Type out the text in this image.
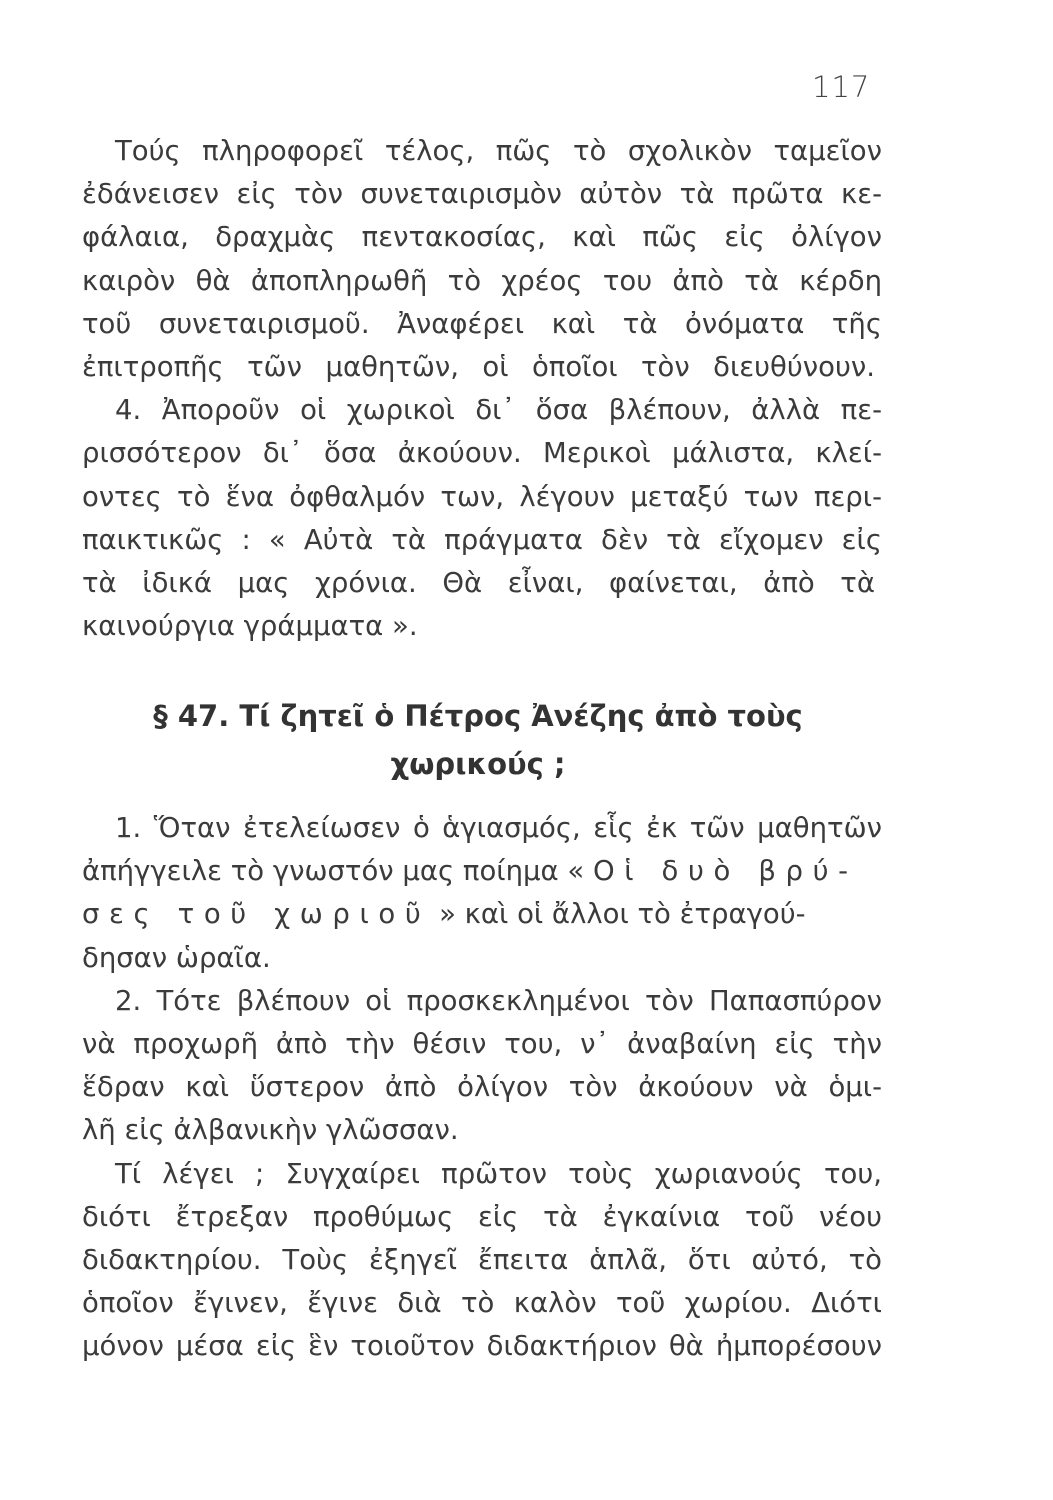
117
Τούς πληροφορεῖ τέλος, πῶς τὸ σχολικὸν ταμεῖον
ἐδάνεισεν εἰς τὸν συνεταιρισμὸν αὐτὸν τὰ πρῶτα κε-
φάλαια, δραχμὰς πεντακοσίας, καὶ πῶς εἰς ὀλίγον
καιρὸν θὰ ἀποπληρωθῆ τὸ χρέος του ἀπὸ τὰ κέρδη
τοῦ συνεταιρισμοῦ. Ἀναφέρει καὶ τὰ ὀνόματα τῆς
ἐπιτροπῆς τῶν μαθητῶν, οἱ ὁποῖοι τὸν διευθύνουν.
4. Ἀποροῦν οἱ χωρικοὶ δι᾽ ὅσα βλέπουν, ἀλλὰ πε-
ρισσότερον δι᾽ ὅσα ἀκούουν. Μερικοὶ μάλιστα, κλεί-
οντες τὸ ἕνα ὀφθαλμόν των, λέγουν μεταξύ των περι-
παικτικῶς : « Αὐτὰ τὰ πράγματα δὲν τὰ εἴχομεν εἰς
τὰ ἰδικά μας χρόνια. Θὰ εἶναι, φαίνεται, ἀπὸ τὰ
καινούργια γράμματα ».
§ 47. Τί ζητεῖ ὁ Πέτρος Ἀνέζης ἀπὸ τοὺς
χωρικούς ;
1. Ὅταν ἐτελείωσεν ὁ ἁγιασμός, εἷς ἐκ τῶν μαθητῶν
ἀπήγγειλε τὸ γνωστόν μας ποίημα « Οἱ δυὸ βρύ-
σες τοῦ χωριοῦ » καὶ οἱ ἄλλοι τὸ ἐτραγού-
δησαν ὡραῖα.
2. Τότε βλέπουν οἱ προσκεκλημένοι τὸν Παπασπύρον
νὰ προχωρῆ ἀπὸ τὴν θέσιν του, ν᾽ ἀναβαίνη εἰς τὴν
ἕδραν καὶ ὕστερον ἀπὸ ὀλίγον τὸν ἀκούουν νὰ ὁμι-
λῆ εἰς ἀλβανικὴν γλῶσσαν.
Τί λέγει ; Συγχαίρει πρῶτον τοὺς χωριανούς του,
διότι ἔτρεξαν προθύμως εἰς τὰ ἐγκαίνια τοῦ νέου
διδακτηρίου. Τοὺς ἐξηγεῖ ἔπειτα ἁπλᾶ, ὅτι αὐτό, τὸ
ὁποῖον ἔγινεν, ἔγινε διὰ τὸ καλὸν τοῦ χωρίου. Διότι
μόνον μέσα εἰς ἓν τοιοῦτον διδακτήριον θὰ ἠμπορέσουν
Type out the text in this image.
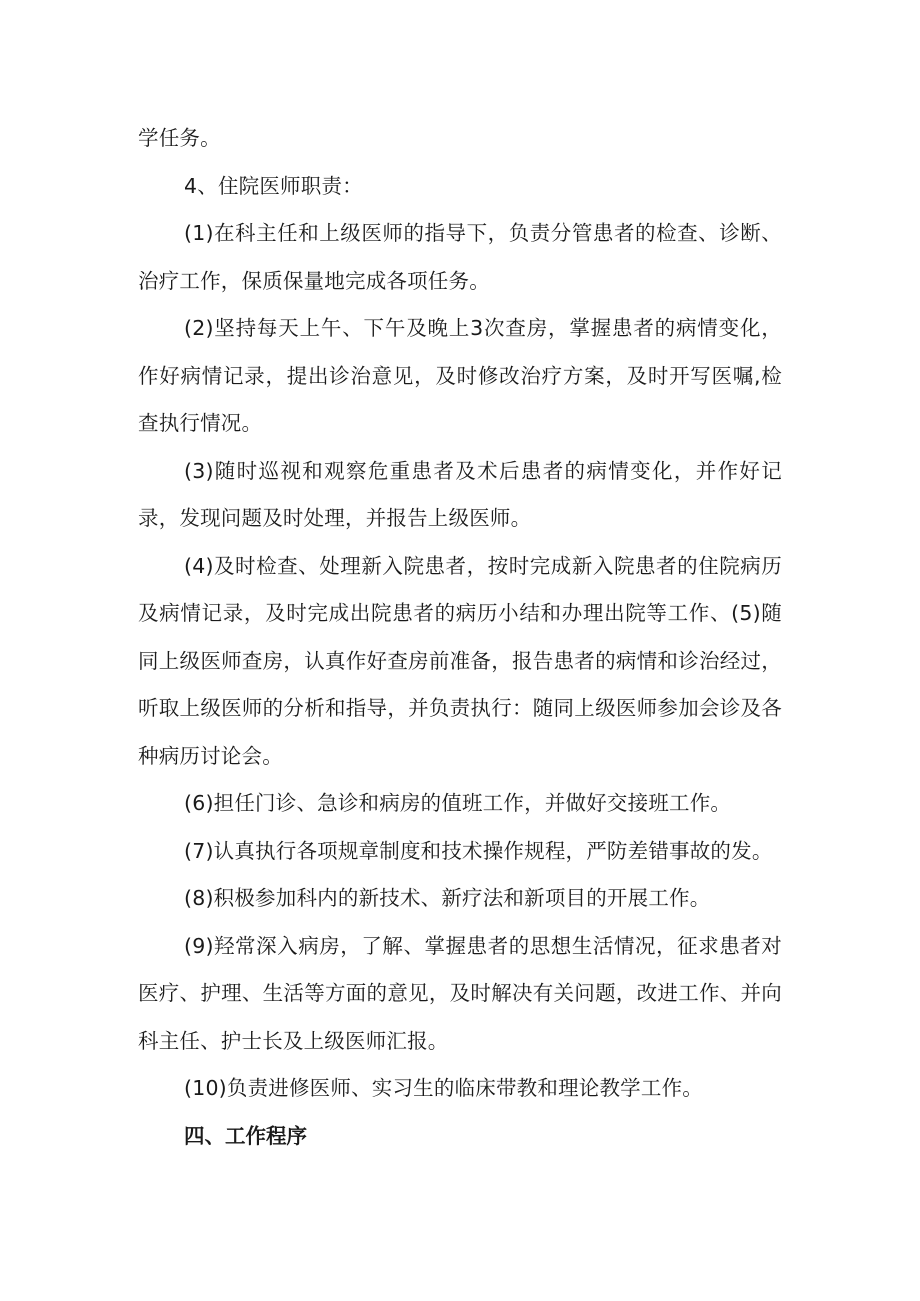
学任务。

4、住院医师职责：

(1)在科主任和上级医师的指导下，负责分管患者的检查、诊断、治疗工作，保质保量地完成各项任务。

(2)坚持每天上午、下午及晚上3次查房，掌握患者的病情变化，作好病情记录，提出诊治意见，及时修改治疗方案，及时开写医嘱,检查执行情况。

(3)随时巡视和观察危重患者及术后患者的病情变化，并作好记录，发现问题及时处理，并报告上级医师。

(4)及时检查、处理新入院患者，按时完成新入院患者的住院病历及病情记录，及时完成出院患者的病历小结和办理出院等工作、(5)随同上级医师查房，认真作好查房前准备，报告患者的病情和诊治经过，听取上级医师的分析和指导，并负责执行：随同上级医师参加会诊及各种病历讨论会。

(6)担任门诊、急诊和病房的值班工作，并做好交接班工作。

(7)认真执行各项规章制度和技术操作规程，严防差错事故的发。

(8)积极参加科内的新技术、新疗法和新项目的开展工作。

(9)羟常深入病房，了解、掌握患者的思想生活情况，征求患者对医疗、护理、生活等方面的意见，及时解决有关问题，改进工作、并向科主任、护士长及上级医师汇报。

(10)负责进修医师、实习生的临床带教和理论教学工作。

四、工作程序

· · · · ·

- GOAL -
Return only the number of lines in the data above that include the word "βλέπουν".

- THE RESPONSE -
2